§ **WHAT YOU NEED TO DO**: Among the lines of the entries below, count those containing the word "said" and answer with the number only.

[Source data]
::::
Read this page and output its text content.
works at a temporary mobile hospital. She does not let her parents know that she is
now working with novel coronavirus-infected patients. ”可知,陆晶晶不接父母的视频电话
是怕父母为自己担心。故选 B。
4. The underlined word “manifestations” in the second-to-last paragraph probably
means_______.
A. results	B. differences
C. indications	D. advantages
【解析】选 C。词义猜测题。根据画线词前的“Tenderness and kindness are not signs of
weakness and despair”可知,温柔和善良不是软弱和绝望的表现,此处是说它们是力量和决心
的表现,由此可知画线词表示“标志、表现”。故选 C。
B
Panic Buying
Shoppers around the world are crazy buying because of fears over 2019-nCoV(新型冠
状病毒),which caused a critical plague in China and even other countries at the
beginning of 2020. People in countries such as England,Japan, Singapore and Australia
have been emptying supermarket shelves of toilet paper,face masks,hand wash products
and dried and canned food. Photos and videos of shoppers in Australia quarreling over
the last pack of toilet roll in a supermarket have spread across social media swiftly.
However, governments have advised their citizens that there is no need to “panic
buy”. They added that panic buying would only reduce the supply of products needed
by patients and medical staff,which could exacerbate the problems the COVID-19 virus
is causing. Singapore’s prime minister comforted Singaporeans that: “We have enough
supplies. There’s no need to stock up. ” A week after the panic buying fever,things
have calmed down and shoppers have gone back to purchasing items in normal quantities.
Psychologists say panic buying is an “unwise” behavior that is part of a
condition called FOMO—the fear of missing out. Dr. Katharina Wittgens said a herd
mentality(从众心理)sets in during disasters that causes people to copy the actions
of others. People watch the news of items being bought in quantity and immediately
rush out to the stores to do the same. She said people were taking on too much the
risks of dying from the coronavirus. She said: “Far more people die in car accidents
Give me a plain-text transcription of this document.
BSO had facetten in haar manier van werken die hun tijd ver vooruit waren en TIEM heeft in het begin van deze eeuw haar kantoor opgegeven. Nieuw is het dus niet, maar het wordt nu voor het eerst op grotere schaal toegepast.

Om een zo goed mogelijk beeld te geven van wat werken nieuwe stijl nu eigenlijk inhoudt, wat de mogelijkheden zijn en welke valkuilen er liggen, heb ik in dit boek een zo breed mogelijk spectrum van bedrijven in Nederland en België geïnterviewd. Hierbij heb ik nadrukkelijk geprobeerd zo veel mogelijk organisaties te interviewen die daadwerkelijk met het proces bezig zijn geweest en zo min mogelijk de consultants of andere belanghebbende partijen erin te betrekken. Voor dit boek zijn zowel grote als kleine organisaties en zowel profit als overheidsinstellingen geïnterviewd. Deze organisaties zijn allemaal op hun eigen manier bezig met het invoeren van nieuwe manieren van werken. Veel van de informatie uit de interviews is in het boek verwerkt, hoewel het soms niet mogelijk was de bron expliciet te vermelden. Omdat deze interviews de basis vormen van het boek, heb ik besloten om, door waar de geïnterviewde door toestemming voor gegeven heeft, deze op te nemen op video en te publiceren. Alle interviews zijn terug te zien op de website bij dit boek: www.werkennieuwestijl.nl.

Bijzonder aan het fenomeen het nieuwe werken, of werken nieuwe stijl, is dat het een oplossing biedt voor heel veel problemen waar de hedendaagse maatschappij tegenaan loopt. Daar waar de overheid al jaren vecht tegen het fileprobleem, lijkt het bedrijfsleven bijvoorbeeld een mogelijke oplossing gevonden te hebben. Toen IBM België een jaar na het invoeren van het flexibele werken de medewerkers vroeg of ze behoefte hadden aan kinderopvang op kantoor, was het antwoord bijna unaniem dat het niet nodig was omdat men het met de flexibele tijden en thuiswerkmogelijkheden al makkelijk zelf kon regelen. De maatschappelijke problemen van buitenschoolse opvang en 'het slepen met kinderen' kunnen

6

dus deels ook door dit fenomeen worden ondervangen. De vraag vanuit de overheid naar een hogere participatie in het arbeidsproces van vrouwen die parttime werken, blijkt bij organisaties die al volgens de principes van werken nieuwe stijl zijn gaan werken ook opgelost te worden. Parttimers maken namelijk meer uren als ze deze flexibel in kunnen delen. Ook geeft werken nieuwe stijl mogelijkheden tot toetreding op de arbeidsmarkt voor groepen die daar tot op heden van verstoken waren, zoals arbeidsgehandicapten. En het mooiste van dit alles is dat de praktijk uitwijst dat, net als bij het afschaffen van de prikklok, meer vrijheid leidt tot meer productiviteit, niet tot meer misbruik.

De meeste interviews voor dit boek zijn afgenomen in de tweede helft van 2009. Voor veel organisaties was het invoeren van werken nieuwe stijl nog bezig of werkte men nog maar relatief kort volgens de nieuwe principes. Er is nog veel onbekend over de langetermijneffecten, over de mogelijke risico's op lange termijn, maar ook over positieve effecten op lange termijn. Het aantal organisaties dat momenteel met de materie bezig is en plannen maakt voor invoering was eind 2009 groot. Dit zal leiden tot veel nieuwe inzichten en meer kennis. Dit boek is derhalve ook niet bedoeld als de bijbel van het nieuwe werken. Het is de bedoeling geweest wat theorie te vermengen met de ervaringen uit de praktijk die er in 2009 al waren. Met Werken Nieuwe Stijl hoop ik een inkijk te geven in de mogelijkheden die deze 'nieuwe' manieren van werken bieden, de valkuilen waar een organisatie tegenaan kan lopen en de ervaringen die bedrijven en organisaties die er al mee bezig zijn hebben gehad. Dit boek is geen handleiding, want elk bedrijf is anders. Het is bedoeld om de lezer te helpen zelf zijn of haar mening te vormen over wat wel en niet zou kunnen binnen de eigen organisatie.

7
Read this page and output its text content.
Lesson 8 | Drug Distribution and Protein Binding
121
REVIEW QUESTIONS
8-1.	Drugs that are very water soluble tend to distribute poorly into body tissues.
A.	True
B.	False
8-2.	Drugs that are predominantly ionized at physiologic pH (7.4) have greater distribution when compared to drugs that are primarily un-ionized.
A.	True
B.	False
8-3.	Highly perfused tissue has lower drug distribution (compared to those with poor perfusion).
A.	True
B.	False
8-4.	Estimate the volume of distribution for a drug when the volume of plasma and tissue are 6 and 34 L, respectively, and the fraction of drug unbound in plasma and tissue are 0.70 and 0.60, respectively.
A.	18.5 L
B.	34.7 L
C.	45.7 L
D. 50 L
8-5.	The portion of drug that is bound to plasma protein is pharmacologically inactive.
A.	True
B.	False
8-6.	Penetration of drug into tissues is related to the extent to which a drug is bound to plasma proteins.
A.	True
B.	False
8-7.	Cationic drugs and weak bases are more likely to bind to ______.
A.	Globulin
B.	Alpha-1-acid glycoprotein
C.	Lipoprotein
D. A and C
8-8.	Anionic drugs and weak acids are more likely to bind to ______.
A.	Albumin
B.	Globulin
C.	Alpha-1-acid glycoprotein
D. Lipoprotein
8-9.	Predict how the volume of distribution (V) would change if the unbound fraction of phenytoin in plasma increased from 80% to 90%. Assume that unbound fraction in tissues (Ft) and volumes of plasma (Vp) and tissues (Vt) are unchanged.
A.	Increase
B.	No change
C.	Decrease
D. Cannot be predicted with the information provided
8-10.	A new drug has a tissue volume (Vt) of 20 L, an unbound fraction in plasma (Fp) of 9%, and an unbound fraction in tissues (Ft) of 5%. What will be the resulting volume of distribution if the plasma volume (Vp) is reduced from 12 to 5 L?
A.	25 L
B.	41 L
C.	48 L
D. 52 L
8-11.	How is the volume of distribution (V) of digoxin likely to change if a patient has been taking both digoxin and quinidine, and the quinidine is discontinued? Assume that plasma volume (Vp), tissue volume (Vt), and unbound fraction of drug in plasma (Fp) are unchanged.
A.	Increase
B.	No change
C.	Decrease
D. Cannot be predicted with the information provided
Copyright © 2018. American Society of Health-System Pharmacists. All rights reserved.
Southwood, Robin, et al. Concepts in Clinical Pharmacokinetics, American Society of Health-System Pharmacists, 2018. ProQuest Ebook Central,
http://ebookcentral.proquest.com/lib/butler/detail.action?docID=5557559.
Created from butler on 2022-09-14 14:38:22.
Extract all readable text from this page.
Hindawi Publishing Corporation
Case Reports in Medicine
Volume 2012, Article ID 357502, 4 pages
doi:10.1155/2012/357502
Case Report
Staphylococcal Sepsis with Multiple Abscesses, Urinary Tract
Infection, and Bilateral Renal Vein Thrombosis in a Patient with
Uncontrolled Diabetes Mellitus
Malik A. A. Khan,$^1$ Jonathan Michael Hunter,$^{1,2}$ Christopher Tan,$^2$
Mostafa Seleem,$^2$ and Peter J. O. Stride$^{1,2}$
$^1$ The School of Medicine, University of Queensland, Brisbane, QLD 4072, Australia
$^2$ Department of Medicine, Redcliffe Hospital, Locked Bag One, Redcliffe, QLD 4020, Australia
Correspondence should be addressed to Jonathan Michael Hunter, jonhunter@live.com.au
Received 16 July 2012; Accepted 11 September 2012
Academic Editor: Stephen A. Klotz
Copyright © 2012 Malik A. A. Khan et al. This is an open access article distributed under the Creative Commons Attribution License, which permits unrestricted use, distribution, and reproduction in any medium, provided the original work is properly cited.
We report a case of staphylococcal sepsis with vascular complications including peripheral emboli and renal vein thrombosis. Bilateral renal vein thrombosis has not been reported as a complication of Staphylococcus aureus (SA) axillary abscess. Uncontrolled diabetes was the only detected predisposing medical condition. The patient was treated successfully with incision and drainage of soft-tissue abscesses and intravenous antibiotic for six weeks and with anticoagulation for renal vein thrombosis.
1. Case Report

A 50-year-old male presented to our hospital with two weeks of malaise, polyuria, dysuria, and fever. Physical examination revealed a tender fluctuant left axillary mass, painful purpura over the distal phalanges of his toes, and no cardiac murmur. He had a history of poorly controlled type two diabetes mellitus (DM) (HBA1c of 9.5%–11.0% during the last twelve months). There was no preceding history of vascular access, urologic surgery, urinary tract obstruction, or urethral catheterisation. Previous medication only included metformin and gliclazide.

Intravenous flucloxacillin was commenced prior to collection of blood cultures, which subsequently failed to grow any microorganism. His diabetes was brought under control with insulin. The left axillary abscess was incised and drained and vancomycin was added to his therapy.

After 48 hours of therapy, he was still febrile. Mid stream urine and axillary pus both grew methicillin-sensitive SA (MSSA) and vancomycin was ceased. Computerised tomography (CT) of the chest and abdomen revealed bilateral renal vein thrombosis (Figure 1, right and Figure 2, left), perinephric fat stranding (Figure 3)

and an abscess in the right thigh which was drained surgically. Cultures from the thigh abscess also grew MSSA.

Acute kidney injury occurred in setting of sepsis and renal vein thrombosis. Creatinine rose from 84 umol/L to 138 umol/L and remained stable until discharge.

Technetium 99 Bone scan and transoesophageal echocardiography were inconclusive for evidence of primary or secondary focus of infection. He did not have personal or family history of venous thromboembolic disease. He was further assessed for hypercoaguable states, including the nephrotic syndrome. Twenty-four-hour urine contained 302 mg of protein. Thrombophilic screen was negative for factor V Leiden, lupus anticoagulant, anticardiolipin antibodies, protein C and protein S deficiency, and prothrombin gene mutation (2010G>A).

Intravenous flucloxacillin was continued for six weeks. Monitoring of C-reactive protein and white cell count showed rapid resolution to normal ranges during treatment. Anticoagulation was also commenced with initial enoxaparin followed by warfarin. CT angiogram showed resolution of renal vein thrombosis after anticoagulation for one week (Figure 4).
::::
§ **ANSWER TO THE PROBLEM**: 3